··· Source document

Primate social groups reflect the complexity of their social relationships. Group structures can range from
one male with several females to groups of many males and females to solitary individuals. Primates show
both competitive and cooperative behaviors, all of which can be studied within an evolutionary context.
Primate researchers have long been collecting evidence that nonhuman primates have culture, particularly
material culture or the ability to make simple objects to alter their environments (e.g., stick tools to fish for
termites).
CHAPTER OUTLINE
1. Primate Societies: Diverse, Complex, Long-Lasting
a. Diversity of Primate Societies
b. Social Behavior: Enhancing Survival and Reproduction
i. Social signals establish and maintain social relationships.
ii. Primate societies are organized.
iii. Primates form long-term social relationships.
iv. Social behaviors in primates enhance survival and reproduction and are thought to be
maintained by natural selection.
c. Primate Residence Patterns
i. Primates have a wide variety of residence patterns, divided according to the number of
adult males and females present in the group.
d. Primate Reproductive Strategies: Males Differ From Females
i. Males compete for access to females; this affects male body and canine size.
ii. Females compete with each other for resources to support young; this affects social
behaviors.
e. The Other Side of Competition: Cooperation in Primates
i. Cooperative levels in primates are also high.
ii. Altruistic behaviors include alarm calls, grooming, food sharing, and care giving.
1. Part of kin selection, or behaviors related to living with relatives who share
genetic material
2. Seen most in cercopithecoids and chimpanzees
2. Getting Food: Everybody Needs It, but the Burden is on Mom
a. Food resources and the search for them occupy over 50% of a primate’s waking hours.
b. Especially high are the nutritional needs of females with offspring.
c. Quality, distribution, and availability all affect a female’s success at foraging.
3. Acquiring Resources and Transmitting Knowledge: Got Culture?
a. Notion of nonhuman primate culture can be controversial.
b. Jane Goodall was the first to assert that chimpanzees possessed material culture.
c. Now, other researchers have also seen behaviors related to the use and alteration of objects as a
form of material culture.
4. Vocal Communication is Fundamental Behavior in Primates
a. All primates produce vocalizations serving different functions.
b. Researchers study primate vocalizations to understand how different sounds function.
i. Playback experiments are utilized to determine how primates respond to the
vocalizations of group members.
c. Vocalizations can range from very soft to very loud.
i. Information transmission over short (soft) and long (loud) distances
d. Vocalizations may indicate a primate’s emotional state as well as giving the listeners
information about the world around the caller.
e. Primatologists have learned that vocalizations have clear patterns, similar to human language.
i. Primate vocalizations are largely preprogrammed.
ii. Some innovations in sounds can occur.
f. Vocalizations also serve to name resources and monitor political landscapes within a group.
g. Language studies have demonstrated that great apes lack the capability to produce human
speech, but possess rudimentary cognitive abilities necessary to understand human speech.

······
··· Supplied entries

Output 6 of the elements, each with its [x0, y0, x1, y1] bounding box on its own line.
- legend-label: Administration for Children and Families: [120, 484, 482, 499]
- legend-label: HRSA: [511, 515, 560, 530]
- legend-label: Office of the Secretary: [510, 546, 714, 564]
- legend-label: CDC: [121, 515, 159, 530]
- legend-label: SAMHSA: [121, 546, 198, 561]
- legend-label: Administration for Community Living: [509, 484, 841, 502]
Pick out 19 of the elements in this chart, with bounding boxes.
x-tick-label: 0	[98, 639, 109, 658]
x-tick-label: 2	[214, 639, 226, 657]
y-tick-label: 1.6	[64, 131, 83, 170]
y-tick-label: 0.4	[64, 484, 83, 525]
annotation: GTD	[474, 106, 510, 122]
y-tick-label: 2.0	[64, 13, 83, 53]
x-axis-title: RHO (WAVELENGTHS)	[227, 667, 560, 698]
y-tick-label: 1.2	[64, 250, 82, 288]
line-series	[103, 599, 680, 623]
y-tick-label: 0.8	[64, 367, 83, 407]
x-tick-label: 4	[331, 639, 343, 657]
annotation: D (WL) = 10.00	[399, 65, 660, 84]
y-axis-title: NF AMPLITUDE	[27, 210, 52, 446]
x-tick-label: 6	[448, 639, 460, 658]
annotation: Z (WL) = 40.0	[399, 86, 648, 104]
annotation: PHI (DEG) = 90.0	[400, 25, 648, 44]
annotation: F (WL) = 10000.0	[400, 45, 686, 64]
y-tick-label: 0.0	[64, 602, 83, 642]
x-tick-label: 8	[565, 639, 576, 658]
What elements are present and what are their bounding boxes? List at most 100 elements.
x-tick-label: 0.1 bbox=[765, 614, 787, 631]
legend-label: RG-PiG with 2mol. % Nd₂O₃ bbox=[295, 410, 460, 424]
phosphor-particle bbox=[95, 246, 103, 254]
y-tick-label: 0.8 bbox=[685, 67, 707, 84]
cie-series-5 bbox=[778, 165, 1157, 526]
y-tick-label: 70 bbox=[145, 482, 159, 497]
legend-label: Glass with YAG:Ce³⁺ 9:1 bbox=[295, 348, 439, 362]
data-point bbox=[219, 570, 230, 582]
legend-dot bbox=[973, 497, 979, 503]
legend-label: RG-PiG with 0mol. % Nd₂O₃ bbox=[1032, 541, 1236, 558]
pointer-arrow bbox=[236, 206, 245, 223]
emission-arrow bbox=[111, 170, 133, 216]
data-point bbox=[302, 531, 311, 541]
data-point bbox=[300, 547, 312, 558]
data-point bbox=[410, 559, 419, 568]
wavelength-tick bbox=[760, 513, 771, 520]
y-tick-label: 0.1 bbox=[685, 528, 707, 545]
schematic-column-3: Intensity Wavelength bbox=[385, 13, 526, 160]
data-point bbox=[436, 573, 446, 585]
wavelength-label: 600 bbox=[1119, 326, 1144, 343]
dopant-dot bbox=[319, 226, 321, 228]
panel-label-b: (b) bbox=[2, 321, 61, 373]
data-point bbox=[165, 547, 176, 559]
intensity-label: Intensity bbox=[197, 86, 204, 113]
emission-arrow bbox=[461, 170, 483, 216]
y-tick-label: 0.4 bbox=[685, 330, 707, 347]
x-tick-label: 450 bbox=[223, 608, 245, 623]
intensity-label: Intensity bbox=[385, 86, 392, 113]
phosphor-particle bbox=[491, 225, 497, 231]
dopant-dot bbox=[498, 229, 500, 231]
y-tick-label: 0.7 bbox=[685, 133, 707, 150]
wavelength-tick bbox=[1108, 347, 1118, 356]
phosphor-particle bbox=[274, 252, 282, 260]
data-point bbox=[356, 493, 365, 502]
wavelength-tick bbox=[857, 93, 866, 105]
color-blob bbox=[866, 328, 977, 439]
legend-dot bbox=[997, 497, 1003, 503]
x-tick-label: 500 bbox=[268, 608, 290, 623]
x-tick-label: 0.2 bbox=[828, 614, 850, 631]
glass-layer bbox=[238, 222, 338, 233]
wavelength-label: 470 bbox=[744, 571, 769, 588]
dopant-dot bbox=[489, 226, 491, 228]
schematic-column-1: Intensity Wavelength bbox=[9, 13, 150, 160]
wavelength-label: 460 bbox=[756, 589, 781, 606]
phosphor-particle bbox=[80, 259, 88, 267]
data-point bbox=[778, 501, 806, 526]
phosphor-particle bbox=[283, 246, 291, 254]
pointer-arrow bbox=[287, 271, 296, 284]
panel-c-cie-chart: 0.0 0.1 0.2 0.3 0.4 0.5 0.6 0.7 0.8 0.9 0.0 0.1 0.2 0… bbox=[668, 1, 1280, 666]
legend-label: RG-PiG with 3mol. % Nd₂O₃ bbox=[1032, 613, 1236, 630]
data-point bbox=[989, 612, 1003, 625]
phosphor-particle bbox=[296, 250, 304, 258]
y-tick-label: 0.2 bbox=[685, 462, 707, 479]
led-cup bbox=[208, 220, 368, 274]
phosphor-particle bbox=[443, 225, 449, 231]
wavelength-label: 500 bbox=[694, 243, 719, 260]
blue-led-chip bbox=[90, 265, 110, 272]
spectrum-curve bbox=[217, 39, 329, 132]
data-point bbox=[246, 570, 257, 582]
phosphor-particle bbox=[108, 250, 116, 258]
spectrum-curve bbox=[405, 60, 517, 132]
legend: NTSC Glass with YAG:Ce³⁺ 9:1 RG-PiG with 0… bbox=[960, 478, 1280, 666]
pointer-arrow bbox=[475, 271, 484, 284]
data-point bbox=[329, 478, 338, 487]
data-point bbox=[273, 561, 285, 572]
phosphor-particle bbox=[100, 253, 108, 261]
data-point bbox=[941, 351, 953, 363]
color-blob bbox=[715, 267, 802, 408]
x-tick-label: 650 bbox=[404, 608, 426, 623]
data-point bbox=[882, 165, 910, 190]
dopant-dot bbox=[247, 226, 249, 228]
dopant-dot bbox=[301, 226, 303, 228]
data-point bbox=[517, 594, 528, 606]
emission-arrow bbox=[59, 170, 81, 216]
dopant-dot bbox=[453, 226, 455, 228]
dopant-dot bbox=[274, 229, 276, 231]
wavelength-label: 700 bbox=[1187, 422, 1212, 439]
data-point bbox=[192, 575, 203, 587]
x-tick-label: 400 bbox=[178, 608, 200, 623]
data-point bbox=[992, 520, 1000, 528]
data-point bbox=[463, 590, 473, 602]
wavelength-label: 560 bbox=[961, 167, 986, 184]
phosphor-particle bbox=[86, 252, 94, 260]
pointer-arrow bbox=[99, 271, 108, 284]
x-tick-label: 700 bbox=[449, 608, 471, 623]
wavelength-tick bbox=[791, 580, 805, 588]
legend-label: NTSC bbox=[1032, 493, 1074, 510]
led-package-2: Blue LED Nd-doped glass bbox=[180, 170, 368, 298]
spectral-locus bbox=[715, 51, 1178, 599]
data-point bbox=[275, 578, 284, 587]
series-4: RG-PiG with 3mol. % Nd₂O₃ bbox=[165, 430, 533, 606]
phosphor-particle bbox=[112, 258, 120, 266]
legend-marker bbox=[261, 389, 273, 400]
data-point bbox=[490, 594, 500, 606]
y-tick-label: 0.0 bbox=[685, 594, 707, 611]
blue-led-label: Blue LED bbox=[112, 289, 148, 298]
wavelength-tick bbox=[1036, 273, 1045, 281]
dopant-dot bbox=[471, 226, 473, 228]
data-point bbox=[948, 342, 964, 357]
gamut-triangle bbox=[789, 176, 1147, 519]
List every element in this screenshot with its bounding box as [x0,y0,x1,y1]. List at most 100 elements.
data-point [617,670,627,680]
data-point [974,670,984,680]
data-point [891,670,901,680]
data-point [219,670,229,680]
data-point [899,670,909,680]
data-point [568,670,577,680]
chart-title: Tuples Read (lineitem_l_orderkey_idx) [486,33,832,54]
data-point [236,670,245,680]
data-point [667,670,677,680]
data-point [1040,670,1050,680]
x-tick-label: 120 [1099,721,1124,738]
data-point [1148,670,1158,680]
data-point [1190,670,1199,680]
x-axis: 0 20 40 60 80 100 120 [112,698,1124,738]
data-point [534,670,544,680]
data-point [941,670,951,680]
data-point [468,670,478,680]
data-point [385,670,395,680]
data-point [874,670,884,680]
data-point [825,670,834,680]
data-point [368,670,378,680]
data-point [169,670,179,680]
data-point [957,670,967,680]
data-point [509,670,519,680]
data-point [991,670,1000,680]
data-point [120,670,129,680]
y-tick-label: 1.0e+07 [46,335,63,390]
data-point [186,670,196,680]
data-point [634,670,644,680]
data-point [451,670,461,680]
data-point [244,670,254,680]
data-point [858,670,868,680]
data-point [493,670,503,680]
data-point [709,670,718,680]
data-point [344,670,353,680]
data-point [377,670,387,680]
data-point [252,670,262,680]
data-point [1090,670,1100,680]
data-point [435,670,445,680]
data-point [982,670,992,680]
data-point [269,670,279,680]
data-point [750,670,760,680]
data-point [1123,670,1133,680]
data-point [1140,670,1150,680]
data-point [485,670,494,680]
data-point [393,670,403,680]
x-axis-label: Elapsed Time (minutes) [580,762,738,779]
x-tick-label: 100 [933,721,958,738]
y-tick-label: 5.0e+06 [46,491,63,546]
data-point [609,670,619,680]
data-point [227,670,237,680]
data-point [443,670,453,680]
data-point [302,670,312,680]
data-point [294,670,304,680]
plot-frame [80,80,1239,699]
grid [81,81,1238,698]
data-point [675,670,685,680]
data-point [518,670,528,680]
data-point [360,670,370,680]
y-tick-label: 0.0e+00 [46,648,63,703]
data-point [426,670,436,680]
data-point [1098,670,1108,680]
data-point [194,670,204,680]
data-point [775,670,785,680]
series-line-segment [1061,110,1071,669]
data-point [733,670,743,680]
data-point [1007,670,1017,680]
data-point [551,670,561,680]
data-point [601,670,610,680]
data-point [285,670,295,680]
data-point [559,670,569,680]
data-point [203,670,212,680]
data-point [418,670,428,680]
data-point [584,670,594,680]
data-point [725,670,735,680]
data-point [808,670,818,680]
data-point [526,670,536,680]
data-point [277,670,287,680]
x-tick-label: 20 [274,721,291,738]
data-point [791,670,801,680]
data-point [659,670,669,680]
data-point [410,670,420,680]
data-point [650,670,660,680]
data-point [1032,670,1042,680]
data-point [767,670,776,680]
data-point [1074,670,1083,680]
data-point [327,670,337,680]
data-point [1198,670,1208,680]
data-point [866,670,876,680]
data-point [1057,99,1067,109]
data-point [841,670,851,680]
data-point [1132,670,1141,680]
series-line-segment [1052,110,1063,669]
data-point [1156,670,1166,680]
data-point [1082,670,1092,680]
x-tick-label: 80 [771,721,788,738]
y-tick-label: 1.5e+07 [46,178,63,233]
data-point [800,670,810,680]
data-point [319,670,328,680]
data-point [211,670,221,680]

······

## Instructions to follow
According to the primate behavior outline, who was the first to assert that chimpanzees possessed material culture? These lines were drawn from a source separate from the text.

## Answer below
Jane Goodall